**The task:**
Go through the records and copy each line where the word "Answer" occurs.

**Stored rows:**
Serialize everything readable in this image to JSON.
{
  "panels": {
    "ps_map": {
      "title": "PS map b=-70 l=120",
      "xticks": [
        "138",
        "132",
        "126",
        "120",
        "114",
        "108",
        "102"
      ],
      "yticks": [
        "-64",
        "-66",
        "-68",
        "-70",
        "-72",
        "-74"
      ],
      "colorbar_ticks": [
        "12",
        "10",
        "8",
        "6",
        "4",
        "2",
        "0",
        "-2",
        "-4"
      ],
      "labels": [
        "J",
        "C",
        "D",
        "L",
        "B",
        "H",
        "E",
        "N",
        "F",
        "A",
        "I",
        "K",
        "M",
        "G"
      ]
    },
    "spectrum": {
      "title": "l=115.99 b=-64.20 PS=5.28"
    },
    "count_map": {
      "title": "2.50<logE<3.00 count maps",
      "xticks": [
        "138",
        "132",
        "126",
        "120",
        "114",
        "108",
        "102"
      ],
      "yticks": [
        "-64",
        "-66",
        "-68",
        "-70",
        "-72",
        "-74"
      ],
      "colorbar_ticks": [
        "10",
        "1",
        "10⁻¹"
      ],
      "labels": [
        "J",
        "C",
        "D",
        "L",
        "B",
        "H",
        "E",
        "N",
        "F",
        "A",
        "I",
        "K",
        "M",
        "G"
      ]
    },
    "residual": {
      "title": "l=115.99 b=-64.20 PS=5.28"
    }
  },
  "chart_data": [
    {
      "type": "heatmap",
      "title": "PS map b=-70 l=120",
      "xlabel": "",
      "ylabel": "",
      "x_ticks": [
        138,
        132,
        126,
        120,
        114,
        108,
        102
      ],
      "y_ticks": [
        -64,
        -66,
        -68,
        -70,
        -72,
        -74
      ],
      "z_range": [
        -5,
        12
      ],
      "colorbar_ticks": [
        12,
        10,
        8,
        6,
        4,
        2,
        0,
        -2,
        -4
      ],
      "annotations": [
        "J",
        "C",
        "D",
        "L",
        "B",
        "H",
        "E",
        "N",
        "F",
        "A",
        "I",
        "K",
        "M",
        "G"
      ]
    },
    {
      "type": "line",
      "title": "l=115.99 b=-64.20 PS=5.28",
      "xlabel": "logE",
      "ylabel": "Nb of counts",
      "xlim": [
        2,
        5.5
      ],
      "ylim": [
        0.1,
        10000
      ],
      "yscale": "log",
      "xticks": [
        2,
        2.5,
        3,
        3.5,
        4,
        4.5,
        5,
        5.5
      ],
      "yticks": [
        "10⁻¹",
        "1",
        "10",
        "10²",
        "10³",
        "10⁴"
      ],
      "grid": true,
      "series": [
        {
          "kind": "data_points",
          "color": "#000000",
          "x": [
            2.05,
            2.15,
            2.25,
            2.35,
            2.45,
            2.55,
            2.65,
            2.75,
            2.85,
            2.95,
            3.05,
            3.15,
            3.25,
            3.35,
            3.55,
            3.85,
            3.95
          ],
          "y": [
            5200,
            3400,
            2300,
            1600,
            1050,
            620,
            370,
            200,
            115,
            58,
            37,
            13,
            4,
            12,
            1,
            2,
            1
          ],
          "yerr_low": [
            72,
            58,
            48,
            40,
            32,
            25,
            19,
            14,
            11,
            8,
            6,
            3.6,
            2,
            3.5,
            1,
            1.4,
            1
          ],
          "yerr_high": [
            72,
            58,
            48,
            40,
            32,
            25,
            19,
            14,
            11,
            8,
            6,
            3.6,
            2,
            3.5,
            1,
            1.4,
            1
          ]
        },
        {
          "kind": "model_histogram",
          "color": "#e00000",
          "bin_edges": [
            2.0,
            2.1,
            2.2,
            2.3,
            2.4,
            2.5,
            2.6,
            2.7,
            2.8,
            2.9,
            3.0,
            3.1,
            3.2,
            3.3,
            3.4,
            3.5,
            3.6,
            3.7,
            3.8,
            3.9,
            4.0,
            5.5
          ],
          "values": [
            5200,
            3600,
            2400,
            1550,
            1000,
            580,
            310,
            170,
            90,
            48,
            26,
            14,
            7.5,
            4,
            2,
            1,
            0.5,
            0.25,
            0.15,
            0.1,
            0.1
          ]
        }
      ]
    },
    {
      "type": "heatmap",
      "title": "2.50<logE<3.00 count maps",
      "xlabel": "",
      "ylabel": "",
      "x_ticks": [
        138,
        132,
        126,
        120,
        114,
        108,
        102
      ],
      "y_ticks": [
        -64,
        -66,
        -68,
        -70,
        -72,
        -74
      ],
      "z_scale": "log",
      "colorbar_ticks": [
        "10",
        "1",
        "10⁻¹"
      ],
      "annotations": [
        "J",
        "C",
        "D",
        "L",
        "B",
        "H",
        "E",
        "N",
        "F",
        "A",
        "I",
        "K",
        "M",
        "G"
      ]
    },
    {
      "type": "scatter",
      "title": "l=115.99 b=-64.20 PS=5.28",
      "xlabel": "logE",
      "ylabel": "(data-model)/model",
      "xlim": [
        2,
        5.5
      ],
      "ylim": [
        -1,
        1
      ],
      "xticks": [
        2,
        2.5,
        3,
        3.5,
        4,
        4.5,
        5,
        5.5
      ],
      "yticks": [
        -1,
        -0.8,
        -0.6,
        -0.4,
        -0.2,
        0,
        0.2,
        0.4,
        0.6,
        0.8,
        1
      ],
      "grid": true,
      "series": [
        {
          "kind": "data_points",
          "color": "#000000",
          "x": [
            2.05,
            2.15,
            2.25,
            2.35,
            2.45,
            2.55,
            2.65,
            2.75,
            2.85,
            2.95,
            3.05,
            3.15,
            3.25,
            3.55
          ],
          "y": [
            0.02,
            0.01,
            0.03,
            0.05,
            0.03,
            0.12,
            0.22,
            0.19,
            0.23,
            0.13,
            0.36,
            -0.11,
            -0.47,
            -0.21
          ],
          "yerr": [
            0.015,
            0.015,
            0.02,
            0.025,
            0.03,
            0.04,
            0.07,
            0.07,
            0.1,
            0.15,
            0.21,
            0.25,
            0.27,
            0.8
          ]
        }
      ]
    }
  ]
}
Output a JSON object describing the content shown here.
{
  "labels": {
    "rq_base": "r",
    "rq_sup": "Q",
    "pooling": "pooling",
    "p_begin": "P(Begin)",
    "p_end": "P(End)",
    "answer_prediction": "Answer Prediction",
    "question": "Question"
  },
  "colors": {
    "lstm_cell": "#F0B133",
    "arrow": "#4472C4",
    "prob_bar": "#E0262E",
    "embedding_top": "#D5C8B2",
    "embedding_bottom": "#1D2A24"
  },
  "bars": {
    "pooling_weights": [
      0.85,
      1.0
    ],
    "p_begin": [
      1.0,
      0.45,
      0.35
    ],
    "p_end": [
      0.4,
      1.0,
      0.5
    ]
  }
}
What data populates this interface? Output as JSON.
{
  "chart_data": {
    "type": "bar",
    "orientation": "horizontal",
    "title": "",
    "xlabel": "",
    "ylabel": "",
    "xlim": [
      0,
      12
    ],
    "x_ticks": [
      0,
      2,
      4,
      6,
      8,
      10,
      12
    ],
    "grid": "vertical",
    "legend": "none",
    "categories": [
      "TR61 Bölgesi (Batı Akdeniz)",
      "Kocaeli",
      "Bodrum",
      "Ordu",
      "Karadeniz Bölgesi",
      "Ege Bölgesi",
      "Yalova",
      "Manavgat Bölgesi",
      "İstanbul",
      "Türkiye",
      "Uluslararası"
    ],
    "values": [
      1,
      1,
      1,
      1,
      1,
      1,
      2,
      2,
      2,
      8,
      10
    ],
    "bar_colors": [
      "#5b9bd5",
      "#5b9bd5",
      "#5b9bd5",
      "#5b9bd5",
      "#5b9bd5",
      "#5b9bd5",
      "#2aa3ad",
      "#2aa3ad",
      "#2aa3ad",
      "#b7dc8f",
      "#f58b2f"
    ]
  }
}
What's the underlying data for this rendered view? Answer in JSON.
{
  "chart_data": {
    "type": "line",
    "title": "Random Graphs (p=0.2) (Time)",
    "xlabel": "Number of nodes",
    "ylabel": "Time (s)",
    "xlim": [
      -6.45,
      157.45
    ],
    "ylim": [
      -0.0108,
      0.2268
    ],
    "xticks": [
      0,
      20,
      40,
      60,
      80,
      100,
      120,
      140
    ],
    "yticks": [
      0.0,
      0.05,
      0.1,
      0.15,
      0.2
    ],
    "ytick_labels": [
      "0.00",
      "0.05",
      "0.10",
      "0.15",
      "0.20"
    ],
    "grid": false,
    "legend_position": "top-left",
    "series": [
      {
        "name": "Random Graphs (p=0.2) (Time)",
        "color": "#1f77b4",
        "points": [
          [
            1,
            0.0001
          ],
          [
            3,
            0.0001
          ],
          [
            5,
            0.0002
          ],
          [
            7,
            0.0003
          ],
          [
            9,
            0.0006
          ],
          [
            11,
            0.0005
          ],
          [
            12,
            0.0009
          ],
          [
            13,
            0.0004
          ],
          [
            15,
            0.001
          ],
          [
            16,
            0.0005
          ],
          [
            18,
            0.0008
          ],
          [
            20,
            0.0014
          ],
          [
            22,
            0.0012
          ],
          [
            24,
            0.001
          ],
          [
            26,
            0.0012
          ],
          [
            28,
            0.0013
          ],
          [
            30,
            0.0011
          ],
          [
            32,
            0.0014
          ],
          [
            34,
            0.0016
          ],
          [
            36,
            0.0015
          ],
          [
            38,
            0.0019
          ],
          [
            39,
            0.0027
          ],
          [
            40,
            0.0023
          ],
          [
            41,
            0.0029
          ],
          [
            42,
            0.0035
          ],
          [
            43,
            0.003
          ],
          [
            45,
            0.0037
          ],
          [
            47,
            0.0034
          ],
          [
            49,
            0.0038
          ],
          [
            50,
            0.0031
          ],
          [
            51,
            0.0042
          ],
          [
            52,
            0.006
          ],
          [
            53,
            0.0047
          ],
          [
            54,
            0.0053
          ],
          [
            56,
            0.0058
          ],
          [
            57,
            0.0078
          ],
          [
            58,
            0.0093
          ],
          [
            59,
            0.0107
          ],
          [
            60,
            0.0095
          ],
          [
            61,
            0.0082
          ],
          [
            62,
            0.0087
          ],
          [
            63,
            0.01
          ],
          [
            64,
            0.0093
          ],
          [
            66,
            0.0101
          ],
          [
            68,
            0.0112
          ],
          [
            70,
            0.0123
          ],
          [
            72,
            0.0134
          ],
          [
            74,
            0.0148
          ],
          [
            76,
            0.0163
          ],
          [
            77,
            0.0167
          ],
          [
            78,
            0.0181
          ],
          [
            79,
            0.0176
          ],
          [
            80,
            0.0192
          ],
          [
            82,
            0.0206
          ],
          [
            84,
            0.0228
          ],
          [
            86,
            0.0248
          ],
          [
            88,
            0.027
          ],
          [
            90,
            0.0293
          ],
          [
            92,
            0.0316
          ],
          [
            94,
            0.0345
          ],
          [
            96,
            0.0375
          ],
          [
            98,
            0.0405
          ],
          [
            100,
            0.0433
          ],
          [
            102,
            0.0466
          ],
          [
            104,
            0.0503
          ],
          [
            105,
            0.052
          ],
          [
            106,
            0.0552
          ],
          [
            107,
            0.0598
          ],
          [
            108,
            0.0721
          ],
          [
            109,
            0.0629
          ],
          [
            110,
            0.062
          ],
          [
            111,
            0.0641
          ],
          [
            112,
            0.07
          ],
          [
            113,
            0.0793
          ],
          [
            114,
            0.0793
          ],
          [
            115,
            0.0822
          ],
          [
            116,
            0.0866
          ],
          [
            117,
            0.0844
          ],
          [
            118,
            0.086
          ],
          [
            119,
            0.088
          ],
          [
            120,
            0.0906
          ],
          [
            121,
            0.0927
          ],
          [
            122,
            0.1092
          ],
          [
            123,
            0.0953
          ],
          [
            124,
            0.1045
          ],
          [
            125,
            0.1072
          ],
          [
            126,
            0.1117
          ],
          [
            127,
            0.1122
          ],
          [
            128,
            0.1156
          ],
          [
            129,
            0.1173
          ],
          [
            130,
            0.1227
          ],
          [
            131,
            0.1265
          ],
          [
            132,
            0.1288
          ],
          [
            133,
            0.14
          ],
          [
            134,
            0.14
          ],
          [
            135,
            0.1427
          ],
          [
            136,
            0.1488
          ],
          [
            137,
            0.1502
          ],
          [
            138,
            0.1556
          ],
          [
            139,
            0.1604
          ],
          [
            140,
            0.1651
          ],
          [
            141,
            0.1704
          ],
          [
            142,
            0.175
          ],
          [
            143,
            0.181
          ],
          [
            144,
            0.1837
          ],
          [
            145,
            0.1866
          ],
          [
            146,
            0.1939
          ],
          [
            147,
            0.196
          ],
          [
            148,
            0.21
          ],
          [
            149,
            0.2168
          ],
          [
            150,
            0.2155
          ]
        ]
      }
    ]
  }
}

**Result of the exercise:**
    "answer_prediction": "Answer Prediction",
What's the underlying data for this rendered view? Answer in JSON.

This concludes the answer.